Records contained in a dataset:
#####

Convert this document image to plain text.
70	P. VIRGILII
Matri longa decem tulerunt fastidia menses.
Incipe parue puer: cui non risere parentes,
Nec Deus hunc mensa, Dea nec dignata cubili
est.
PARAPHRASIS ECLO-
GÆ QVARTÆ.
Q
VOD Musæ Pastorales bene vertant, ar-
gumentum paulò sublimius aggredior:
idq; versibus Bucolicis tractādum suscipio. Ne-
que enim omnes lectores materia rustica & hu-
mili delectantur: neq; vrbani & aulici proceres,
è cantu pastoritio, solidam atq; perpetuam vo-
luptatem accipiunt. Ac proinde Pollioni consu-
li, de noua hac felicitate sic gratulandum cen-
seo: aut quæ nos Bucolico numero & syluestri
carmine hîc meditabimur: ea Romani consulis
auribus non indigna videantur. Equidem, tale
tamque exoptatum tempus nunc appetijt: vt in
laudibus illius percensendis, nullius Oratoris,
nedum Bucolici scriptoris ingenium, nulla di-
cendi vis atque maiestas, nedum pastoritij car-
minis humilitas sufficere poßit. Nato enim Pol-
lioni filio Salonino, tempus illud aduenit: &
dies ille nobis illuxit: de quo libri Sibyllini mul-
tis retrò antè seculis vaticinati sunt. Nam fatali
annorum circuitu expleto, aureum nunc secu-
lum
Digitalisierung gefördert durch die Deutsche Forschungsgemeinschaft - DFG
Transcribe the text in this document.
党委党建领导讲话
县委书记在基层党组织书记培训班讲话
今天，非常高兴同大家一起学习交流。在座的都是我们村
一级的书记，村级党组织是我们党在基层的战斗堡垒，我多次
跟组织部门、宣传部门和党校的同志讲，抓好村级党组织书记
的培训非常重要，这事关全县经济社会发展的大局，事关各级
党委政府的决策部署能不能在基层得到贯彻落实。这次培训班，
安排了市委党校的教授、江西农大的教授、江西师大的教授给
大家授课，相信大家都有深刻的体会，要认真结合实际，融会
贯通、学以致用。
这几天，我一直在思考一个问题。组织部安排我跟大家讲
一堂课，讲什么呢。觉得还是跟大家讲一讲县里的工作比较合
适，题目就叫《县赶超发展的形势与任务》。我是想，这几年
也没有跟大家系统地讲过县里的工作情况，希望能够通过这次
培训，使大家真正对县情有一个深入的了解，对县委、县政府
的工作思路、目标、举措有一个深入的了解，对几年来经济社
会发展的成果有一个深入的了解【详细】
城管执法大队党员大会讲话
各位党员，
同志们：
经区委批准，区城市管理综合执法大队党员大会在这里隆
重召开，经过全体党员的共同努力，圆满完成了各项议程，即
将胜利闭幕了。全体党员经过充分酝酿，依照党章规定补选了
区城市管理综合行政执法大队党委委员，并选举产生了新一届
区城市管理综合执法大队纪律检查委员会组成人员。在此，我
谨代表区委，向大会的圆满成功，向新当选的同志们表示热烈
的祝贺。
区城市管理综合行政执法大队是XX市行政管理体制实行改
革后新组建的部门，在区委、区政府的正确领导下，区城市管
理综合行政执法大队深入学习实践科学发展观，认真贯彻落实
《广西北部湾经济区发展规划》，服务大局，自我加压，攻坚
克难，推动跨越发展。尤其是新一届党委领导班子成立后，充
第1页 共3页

#####

### JOB:
State the count of lines holding the string "nunc" in the listing above, and nothing else.

### FULL OUTPUT:
2